- [REQUIRED TASK A]: Count the lines in the records that contain the string "deletes", with case counting, and give only the number.

- [TEXT BLOCK]:
# Not Intentionally Starting Early Friday Thread



## Mrcrowley (Apr 23, 2003)

And I got this today. Will do better pic later.


----------



## dapper (Jun 18, 2004)

Very nice Paul. What a superb dial


----------



## born t (May 8, 2005)

Very nice, Paul.









But I thought you had owned all the Rolex sports models already..


----------



## Mrcrowley (Apr 23, 2003)

born t said:


> Very nice, Paul.
> 
> 
> 
> ...


Not quite Born.

Now just the Seadweller & Yatchmaster to go now...................


----------



## marius (Mar 11, 2005)

I like that Rolex too. It looks more like a Seiko and less than a traditional Rolex!

(Ok, I am gone...







)


----------



## JonW (Mar 23, 2005)

One of my new ones today - Vintage Omega Seamaster 120m :


----------



## raketakat (Sep 24, 2003)

"Russian" Slava made in China with 17 jewel Chinese "standard" movement







.


----------



## knuteols (Feb 22, 2006)

Wearing this new, "retro series" Timex today. For those who are familiar with the first Timex Electrics, you will notice that the case has the same shape as those made in 1962 - except for the crown; those first Electrics were back-set. This is a comfy watch!


















Knut

PS! Nice Rolex Explorer Mrcrowley!


----------



## quoll (Apr 20, 2006)

My new shiny Stowa Marine today.










Mrcrowley, that is one nice watch! The Explorer 1 is my personal favourite Rolex.


----------



## mach 0.0013137 (Jan 10, 2005)

Working nights









So am wearing my official Night Duty Watch









There may be no lume but the large size and contrasty dial make it perfect for low light situations









*Glycine Incursore, Unitas 6497 17 Jewels.*










I`m not keen on the strap but I`ve failed to locate a suitable non-leather replacement for it









BTW I rather like that Timex Knut and I love that Stowa `Q`


----------



## hakim (Sep 13, 2004)

Still O&W Flieger today.

Changed to a croc strap. Looks classier methinks


----------



## Russ (Feb 7, 2006)

1970 Omega Seamaster Chronostop Cal 865


----------



## williamsat (Feb 21, 2005)

Oris today


----------



## Boxbrownie (Aug 11, 2005)

marius said:


> I like that Rolex too. It looks more like a Seiko and less than a traditional Rolex!
> 
> (Ok, I am gone...
> 
> ...


Yes I thought it looked good for a Rolex too!









Very cool looking watch......so much neater without the date.

Best regards David

Oh yeah....again today it's X-33 time.....when I get home....who knows? Later.........


----------



## AlexR (May 11, 2003)

I have no pic of what I am wearing,but I will tell you anyway









Near NOS 1960's Omega Constelation Chronometer,silver dial.On a NOS Omega bracelet.









Oh forgot to add.Its not a quartz


----------



## Boxbrownie (Aug 11, 2005)

AlexR said:


> I have no pic of what I am wearing,but I will tell you anyway
> 
> 
> 
> ...


need a pic, that sounds very tasty


----------



## raketakat (Sep 24, 2003)

AlexR said:


> I have no pic of what I am wearing,but I will tell you anyway
> 
> 
> 
> ...

- [STORED RECORDS]:
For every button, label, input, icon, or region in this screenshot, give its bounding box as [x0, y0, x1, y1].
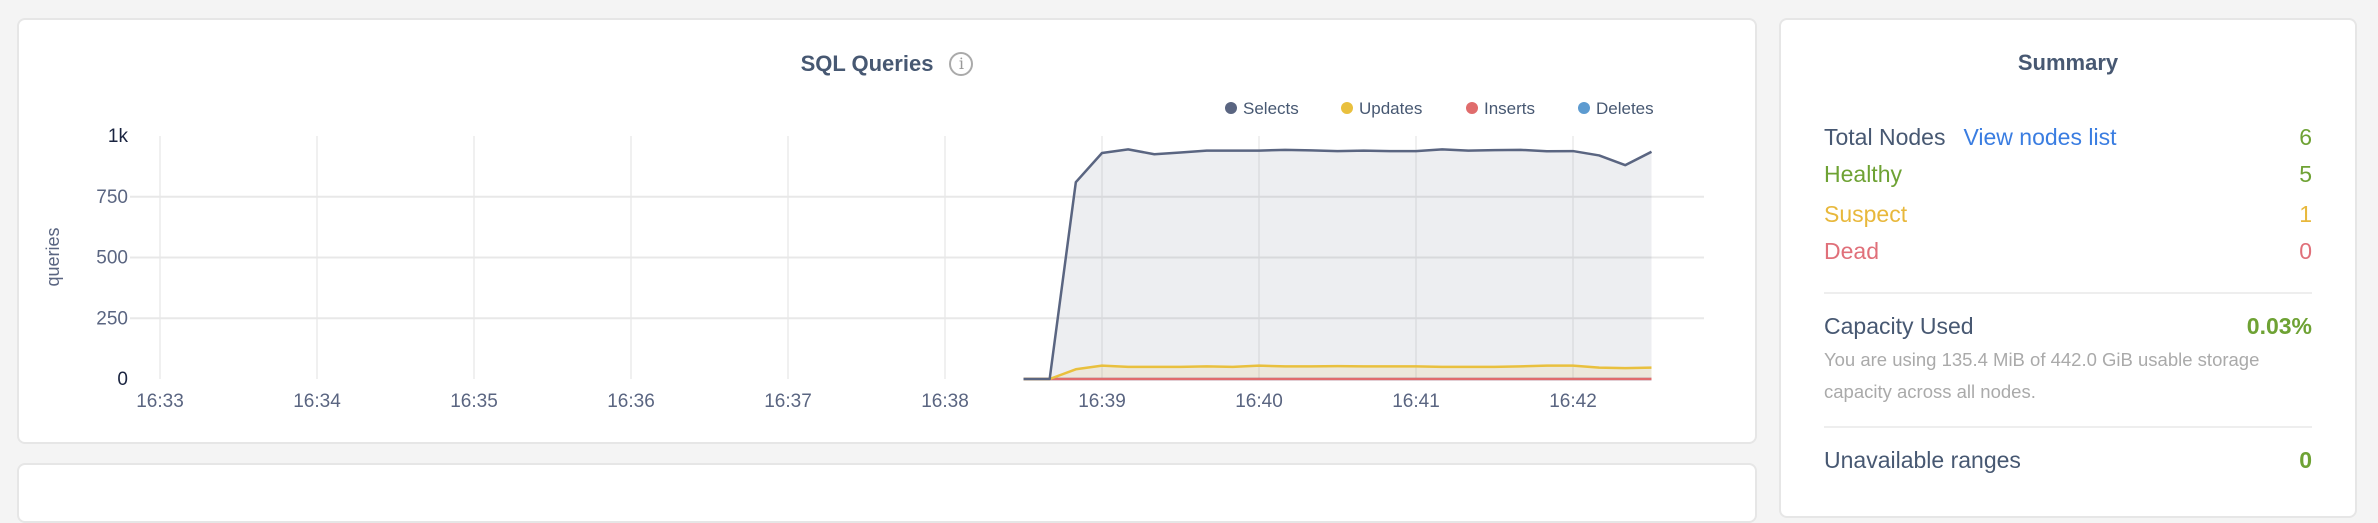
capacity-row: Capacity Used 0.03%: [1824, 313, 2312, 340]
summary-title: Summary: [2017, 50, 2119, 75]
x-tick-label: 16:38: [921, 391, 969, 412]
y-axis-label: queries: [43, 227, 63, 286]
dead-label: Dead: [1824, 238, 1879, 264]
total-nodes-label: Total Nodes: [1824, 124, 1946, 150]
x-tick-label: 16:41: [1392, 391, 1440, 412]
x-tick-label: 16:40: [1235, 391, 1283, 412]
y-tick-label: 500: [96, 248, 128, 269]
legend-label-deletes: Deletes: [1596, 99, 1654, 118]
info-circle-icon[interactable]: i: [949, 52, 974, 77]
legend-marker-inserts: [1466, 102, 1478, 114]
capacity-label: Capacity Used: [1824, 313, 1974, 339]
sql-queries-card: SQL Queries i: [17, 18, 1757, 444]
x-tick-label: 16:42: [1549, 391, 1597, 412]
x-tick-label: 16:39: [1078, 391, 1126, 412]
chart-title-row: SQL Queries i: [19, 50, 1755, 77]
capacity-value: 0.03%: [2246, 313, 2312, 339]
summary-card: Summary Total Nodes View nodes list 6 Hea…: [1779, 18, 2357, 518]
legend-marker-deletes: [1578, 102, 1590, 114]
divider: [1824, 292, 2312, 294]
y-tick-label: 250: [96, 308, 128, 329]
total-nodes-row: Total Nodes View nodes list 6: [1824, 124, 2312, 151]
x-tick-label: 16:33: [136, 391, 184, 412]
sql-queries-chart: 0 250 500 750 1k 16:33 16:34 16:35 16:36 16:37 16:…: [43, 99, 1704, 412]
unavailable-ranges-row: Unavailable ranges 0: [1824, 447, 2312, 474]
dead-row: Dead 0: [1824, 238, 2312, 265]
legend-label-inserts: Inserts: [1484, 99, 1535, 118]
y-tick-label: 0: [117, 369, 128, 390]
divider: [1824, 426, 2312, 428]
x-tick-label: 16:36: [607, 391, 655, 412]
x-tick-label: 16:37: [764, 391, 812, 412]
legend-marker-selects: [1225, 102, 1237, 114]
dead-value: 0: [2299, 238, 2312, 264]
series-line-updates: [1023, 364, 1652, 381]
healthy-label: Healthy: [1824, 161, 1902, 187]
x-tick-label: 16:35: [450, 391, 498, 412]
suspect-value: 1: [2299, 201, 2312, 227]
series-line-selects: [1023, 148, 1653, 381]
legend-marker-updates: [1341, 102, 1353, 114]
healthy-row: Healthy 5: [1824, 161, 2312, 188]
secondary-card: [17, 463, 1757, 523]
legend-label-selects: Selects: [1243, 99, 1299, 118]
suspect-row: Suspect 1: [1824, 201, 2312, 228]
suspect-label: Suspect: [1824, 201, 1908, 227]
chart-title: SQL Queries: [800, 51, 934, 77]
view-nodes-list-link[interactable]: View nodes list: [1963, 124, 2117, 150]
total-nodes-value: 6: [2299, 124, 2312, 150]
unavailable-ranges-value: 0: [2299, 447, 2312, 473]
series-area-updates: [1023, 365, 1652, 379]
x-tick-label: 16:34: [293, 391, 341, 412]
series-area-selects: [1023, 149, 1652, 379]
legend-label-updates: Updates: [1359, 99, 1422, 118]
y-tick-label: 1k: [108, 126, 129, 147]
healthy-value: 5: [2299, 161, 2312, 187]
unavailable-ranges-label: Unavailable ranges: [1824, 447, 2021, 473]
y-tick-label: 750: [96, 187, 128, 208]
capacity-description: You are using 135.4 MiB of 442.0 GiB usa…: [1824, 349, 2260, 402]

- [REQUIRED TASK B]: Please edit the watch thread from "Very cool looking" to "(May 11, 2003)", changing "X-33" to "Speedmaster", and give back that passage.

- [ANSWER A]: 2

- [ANSWER B]:
Very cool looking watch......so much neater without the date.

Best regards David

Oh yeah....again today it's Speedmaster time.....when I get home....who knows? Later.........


----------



## AlexR (May 11, 2003)